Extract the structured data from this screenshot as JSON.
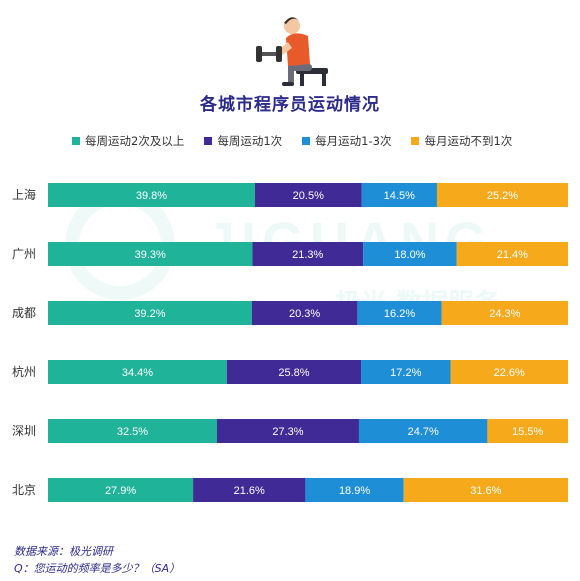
{
  "title": "各城市程序员运动情况",
  "source": "数据来源：极光调研",
  "question": "Q：您运动的频率是多少？（SA）",
  "watermark_brand": "JIGUANG",
  "watermark_sub": "极光 数据服务",
  "icon": "weightlifter-icon",
  "chart_data": {
    "type": "bar",
    "orientation": "horizontal",
    "stacked": true,
    "categories": [
      "上海",
      "广州",
      "成都",
      "杭州",
      "深圳",
      "北京"
    ],
    "series": [
      {
        "name": "每周运动2次及以上",
        "color": "#1fb39a",
        "values": [
          39.8,
          39.3,
          39.2,
          34.4,
          32.5,
          27.9
        ]
      },
      {
        "name": "每周运动1次",
        "color": "#3f2a96",
        "values": [
          20.5,
          21.3,
          20.3,
          25.8,
          27.3,
          21.6
        ]
      },
      {
        "name": "每月运动1-3次",
        "color": "#1e8fd6",
        "values": [
          14.5,
          18.0,
          16.2,
          17.2,
          24.7,
          18.9
        ]
      },
      {
        "name": "每月运动不到1次",
        "color": "#f6a91b",
        "values": [
          25.2,
          21.4,
          24.3,
          22.6,
          15.5,
          31.6
        ]
      }
    ],
    "labels": [
      [
        "39.8%",
        "20.5%",
        "14.5%",
        "25.2%"
      ],
      [
        "39.3%",
        "21.3%",
        "18.0%",
        "21.4%"
      ],
      [
        "39.2%",
        "20.3%",
        "16.2%",
        "24.3%"
      ],
      [
        "34.4%",
        "25.8%",
        "17.2%",
        "22.6%"
      ],
      [
        "32.5%",
        "27.3%",
        "24.7%",
        "15.5%"
      ],
      [
        "27.9%",
        "21.6%",
        "18.9%",
        "31.6%"
      ]
    ],
    "xlim": [
      0,
      100
    ],
    "grid": false,
    "legend": "top"
  }
}
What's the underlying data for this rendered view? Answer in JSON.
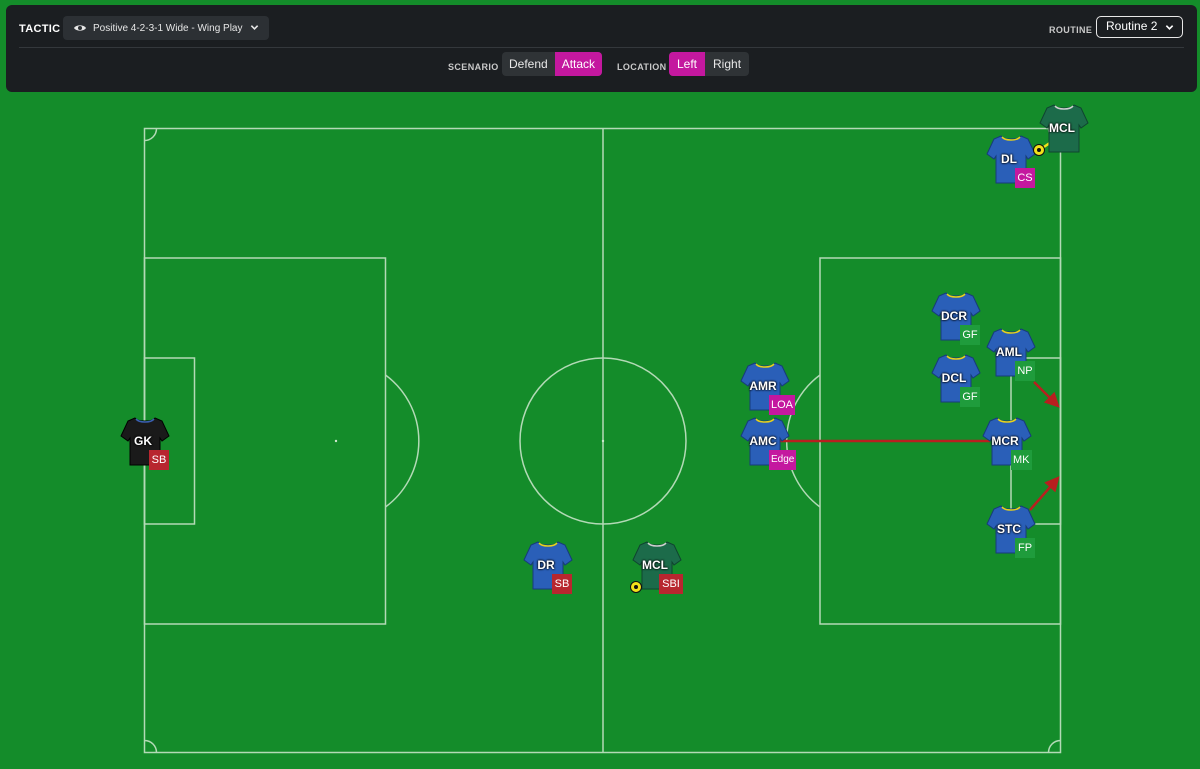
{
  "header": {
    "tactic_label": "TACTIC",
    "tactic_value": "Positive 4-2-3-1 Wide - Wing Play",
    "routine_label": "ROUTINE",
    "routine_value": "Routine 2",
    "scenario_label": "SCENARIO",
    "scenario_options": [
      "Defend",
      "Attack"
    ],
    "scenario_selected": "Attack",
    "location_label": "LOCATION",
    "location_options": [
      "Left",
      "Right"
    ],
    "location_selected": "Left"
  },
  "colors": {
    "pitch": "#148c2a",
    "accent": "#c4189f",
    "role_defensive": "#b8262f",
    "role_attacking": "#c4189f",
    "role_neutral": "#1f9c3c",
    "team_shirt": "#2a5fb8",
    "opponent_shirt": "#1c6b4a",
    "gk_shirt": "#1a1a1a",
    "arrow": "#b81f1f"
  },
  "players": [
    {
      "id": "gk",
      "pos": "GK",
      "role": "SB",
      "role_color": "role_defensive",
      "shirt": "gk_shirt"
    },
    {
      "id": "dr",
      "pos": "DR",
      "role": "SB",
      "role_color": "role_defensive",
      "shirt": "team_shirt"
    },
    {
      "id": "mcl-def",
      "pos": "MCL",
      "role": "SBI",
      "role_color": "role_defensive",
      "shirt": "opponent_shirt",
      "has_ball": true
    },
    {
      "id": "amr",
      "pos": "AMR",
      "role": "LOA",
      "role_color": "role_attacking",
      "shirt": "team_shirt"
    },
    {
      "id": "amc",
      "pos": "AMC",
      "role": "Edge",
      "role_color": "role_attacking",
      "shirt": "team_shirt"
    },
    {
      "id": "dl",
      "pos": "DL",
      "role": "CS",
      "role_color": "role_attacking",
      "shirt": "team_shirt"
    },
    {
      "id": "mcl-att",
      "pos": "MCL",
      "role": "",
      "role_color": "",
      "shirt": "opponent_shirt",
      "has_ball": true
    },
    {
      "id": "dcr",
      "pos": "DCR",
      "role": "GF",
      "role_color": "role_neutral",
      "shirt": "team_shirt"
    },
    {
      "id": "dcl",
      "pos": "DCL",
      "role": "GF",
      "role_color": "role_neutral",
      "shirt": "team_shirt"
    },
    {
      "id": "aml",
      "pos": "AML",
      "role": "NP",
      "role_color": "role_neutral",
      "shirt": "team_shirt"
    },
    {
      "id": "mcr",
      "pos": "MCR",
      "role": "MK",
      "role_color": "role_neutral",
      "shirt": "team_shirt"
    },
    {
      "id": "stc",
      "pos": "STC",
      "role": "FP",
      "role_color": "role_neutral",
      "shirt": "team_shirt"
    }
  ],
  "icons": {
    "eye": "eye-icon",
    "chevron": "chevron-down-icon",
    "ball": "ball-icon"
  }
}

+---+

§ AIM OF THE TASK
Find all lines holding the string "this" and copy them.

§ TASK ANSWER
Extract the structured data from this screenshot as JSON.
What's the underlying data for this rendered view? Answer in JSON.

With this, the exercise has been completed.